→ EXERCISE AIM
Copy the rows from the start of the records through the line that contains "data-point-stroke (280, 323, 296, 339)", including both ends, reproducing each line without changes.

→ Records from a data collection
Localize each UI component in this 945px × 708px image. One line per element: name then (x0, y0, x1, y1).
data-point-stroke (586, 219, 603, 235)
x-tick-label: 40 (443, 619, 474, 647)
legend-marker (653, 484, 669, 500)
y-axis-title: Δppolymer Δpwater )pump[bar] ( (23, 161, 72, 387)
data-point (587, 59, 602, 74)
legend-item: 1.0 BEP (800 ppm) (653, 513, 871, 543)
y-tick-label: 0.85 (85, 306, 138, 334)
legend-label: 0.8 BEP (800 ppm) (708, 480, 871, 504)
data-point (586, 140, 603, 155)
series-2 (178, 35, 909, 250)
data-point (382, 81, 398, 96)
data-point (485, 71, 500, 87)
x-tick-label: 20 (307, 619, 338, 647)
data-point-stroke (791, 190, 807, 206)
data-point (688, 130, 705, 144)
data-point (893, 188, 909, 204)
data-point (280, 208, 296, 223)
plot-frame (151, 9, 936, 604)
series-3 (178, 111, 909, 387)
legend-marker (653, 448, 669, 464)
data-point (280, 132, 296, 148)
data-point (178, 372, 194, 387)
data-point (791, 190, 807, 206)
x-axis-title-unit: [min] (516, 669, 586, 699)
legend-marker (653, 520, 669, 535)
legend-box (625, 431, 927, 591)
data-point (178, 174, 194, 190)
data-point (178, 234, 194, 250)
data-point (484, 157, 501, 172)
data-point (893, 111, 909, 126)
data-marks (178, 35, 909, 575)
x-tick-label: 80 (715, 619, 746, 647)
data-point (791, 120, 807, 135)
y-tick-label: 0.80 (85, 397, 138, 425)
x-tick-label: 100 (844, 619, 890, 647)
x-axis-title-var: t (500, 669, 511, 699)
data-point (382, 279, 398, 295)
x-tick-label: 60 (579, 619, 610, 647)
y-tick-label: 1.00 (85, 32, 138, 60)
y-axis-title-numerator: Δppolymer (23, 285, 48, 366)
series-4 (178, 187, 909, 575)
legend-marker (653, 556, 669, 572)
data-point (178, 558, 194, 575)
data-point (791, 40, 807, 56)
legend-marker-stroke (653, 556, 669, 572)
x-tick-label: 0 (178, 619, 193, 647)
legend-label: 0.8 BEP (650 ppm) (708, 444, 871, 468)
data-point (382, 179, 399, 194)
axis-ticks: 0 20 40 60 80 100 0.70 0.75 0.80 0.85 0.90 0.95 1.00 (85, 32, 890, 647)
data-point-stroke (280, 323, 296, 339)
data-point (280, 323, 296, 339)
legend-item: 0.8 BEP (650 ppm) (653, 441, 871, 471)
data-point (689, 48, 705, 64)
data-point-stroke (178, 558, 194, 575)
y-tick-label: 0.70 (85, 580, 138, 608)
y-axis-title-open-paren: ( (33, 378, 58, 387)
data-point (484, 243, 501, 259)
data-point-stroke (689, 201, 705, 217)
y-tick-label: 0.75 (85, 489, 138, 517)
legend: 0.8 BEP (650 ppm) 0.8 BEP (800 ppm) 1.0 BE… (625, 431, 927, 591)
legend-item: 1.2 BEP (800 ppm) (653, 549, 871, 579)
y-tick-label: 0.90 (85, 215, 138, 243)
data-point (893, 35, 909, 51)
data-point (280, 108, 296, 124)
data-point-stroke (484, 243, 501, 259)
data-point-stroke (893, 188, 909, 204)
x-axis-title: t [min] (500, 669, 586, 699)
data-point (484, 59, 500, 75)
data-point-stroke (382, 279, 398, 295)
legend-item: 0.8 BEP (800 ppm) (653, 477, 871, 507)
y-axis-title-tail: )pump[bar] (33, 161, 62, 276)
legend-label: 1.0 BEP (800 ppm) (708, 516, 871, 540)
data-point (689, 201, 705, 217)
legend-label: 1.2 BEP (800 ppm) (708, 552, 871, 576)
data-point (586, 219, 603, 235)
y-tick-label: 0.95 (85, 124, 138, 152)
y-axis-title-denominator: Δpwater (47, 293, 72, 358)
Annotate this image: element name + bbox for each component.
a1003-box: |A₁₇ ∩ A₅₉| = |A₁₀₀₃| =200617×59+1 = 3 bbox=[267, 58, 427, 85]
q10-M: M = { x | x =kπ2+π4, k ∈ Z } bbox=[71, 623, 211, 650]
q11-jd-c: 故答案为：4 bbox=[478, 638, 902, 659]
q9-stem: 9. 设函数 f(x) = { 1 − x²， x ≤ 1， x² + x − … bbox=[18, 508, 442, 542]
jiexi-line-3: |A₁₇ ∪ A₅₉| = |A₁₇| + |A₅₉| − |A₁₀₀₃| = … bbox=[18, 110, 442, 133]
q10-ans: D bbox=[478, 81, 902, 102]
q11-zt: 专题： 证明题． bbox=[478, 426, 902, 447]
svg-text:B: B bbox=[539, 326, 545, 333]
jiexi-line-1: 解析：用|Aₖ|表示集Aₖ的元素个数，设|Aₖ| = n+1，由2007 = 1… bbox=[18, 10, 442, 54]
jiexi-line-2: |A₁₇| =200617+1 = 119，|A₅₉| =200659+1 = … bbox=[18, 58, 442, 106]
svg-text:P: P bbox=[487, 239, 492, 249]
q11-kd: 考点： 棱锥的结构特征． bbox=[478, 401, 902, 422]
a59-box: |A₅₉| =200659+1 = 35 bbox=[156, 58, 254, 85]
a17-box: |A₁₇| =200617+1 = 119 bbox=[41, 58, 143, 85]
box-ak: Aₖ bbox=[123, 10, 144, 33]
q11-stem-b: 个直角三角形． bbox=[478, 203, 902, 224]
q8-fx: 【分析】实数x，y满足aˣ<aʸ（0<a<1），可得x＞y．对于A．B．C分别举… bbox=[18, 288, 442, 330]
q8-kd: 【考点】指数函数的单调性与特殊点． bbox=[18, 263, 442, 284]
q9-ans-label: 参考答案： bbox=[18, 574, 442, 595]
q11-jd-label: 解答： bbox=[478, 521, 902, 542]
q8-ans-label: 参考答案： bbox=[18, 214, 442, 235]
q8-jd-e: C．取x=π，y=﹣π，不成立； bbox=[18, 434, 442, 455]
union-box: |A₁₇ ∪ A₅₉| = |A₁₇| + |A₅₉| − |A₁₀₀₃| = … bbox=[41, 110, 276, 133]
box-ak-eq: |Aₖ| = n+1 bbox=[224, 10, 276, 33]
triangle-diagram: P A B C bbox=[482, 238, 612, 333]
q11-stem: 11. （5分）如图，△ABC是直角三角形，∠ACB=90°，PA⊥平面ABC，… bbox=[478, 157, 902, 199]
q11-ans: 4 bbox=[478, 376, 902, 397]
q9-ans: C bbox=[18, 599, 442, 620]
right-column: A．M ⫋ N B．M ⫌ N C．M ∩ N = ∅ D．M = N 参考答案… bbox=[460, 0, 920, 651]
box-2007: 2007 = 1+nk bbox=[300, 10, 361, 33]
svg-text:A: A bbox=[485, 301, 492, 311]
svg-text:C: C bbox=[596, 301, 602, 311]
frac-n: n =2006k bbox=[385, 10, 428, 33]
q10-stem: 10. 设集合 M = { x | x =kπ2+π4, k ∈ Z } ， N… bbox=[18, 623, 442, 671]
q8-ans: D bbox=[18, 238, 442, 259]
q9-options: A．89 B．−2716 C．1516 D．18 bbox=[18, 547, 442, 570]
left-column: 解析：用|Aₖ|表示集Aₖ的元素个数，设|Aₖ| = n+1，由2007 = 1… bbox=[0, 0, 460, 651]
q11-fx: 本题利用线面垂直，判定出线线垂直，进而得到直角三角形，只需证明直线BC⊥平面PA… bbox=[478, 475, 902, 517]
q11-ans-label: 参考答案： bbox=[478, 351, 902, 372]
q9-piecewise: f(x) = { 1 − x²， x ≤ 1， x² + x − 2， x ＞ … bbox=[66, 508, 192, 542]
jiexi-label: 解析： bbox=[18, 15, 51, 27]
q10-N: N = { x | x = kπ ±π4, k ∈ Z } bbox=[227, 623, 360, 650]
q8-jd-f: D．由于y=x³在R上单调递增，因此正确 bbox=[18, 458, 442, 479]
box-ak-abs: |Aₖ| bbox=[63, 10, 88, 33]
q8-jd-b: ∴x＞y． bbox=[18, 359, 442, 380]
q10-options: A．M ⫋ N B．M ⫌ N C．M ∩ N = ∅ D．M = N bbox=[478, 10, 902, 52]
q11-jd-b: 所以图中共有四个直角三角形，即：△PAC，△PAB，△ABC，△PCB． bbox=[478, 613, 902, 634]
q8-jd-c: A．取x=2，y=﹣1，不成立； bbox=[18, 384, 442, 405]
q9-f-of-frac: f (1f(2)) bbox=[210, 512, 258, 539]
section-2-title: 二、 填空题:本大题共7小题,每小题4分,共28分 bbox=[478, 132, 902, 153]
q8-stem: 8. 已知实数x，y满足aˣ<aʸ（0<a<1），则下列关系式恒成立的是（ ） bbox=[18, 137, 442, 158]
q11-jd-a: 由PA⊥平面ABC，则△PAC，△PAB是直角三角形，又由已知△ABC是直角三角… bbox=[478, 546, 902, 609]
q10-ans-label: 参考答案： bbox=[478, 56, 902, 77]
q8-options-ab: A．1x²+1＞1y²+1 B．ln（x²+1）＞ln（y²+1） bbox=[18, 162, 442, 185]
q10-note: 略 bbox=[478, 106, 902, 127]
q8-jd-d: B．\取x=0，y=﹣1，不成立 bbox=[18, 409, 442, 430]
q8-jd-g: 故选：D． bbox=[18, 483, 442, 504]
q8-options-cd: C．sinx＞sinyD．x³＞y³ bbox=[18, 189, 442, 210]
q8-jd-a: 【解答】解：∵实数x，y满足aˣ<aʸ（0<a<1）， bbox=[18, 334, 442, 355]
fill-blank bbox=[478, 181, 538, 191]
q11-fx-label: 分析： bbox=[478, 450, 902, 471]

→ CORRECT ANSWER
Localize each UI component in this 945px × 708px image. One line per element: name then (x0, y0, x1, y1).
data-point-stroke (586, 219, 603, 235)
x-tick-label: 40 (443, 619, 474, 647)
legend-marker (653, 484, 669, 500)
y-axis-title: Δppolymer Δpwater )pump[bar] ( (23, 161, 72, 387)
data-point (587, 59, 602, 74)
legend-item: 1.0 BEP (800 ppm) (653, 513, 871, 543)
y-tick-label: 0.85 (85, 306, 138, 334)
legend-label: 0.8 BEP (800 ppm) (708, 480, 871, 504)
data-point (586, 140, 603, 155)
series-2 (178, 35, 909, 250)
data-point (382, 81, 398, 96)
data-point (485, 71, 500, 87)
x-tick-label: 20 (307, 619, 338, 647)
data-point-stroke (791, 190, 807, 206)
data-point (688, 130, 705, 144)
data-point (893, 188, 909, 204)
data-point (280, 208, 296, 223)
plot-frame (151, 9, 936, 604)
series-3 (178, 111, 909, 387)
legend-marker (653, 448, 669, 464)
data-point (280, 132, 296, 148)
data-point (178, 372, 194, 387)
data-point (791, 190, 807, 206)
x-axis-title-unit: [min] (516, 669, 586, 699)
legend-marker (653, 520, 669, 535)
legend-box (625, 431, 927, 591)
data-point (178, 174, 194, 190)
data-point (178, 234, 194, 250)
data-point (484, 157, 501, 172)
data-point (893, 111, 909, 126)
data-marks (178, 35, 909, 575)
x-tick-label: 80 (715, 619, 746, 647)
data-point (791, 120, 807, 135)
y-tick-label: 0.80 (85, 397, 138, 425)
x-tick-label: 100 (844, 619, 890, 647)
x-axis-title-var: t (500, 669, 511, 699)
data-point (382, 279, 398, 295)
x-tick-label: 60 (579, 619, 610, 647)
y-tick-label: 1.00 (85, 32, 138, 60)
y-axis-title-numerator: Δppolymer (23, 285, 48, 366)
series-4 (178, 187, 909, 575)
legend-marker (653, 556, 669, 572)
data-point (178, 558, 194, 575)
data-point (791, 40, 807, 56)
legend-marker-stroke (653, 556, 669, 572)
x-tick-label: 0 (178, 619, 193, 647)
legend-label: 0.8 BEP (650 ppm) (708, 444, 871, 468)
data-point (382, 179, 399, 194)
axis-ticks: 0 20 40 60 80 100 0.70 0.75 0.80 0.85 0.90 0.95 1.00 (85, 32, 890, 647)
data-point-stroke (280, 323, 296, 339)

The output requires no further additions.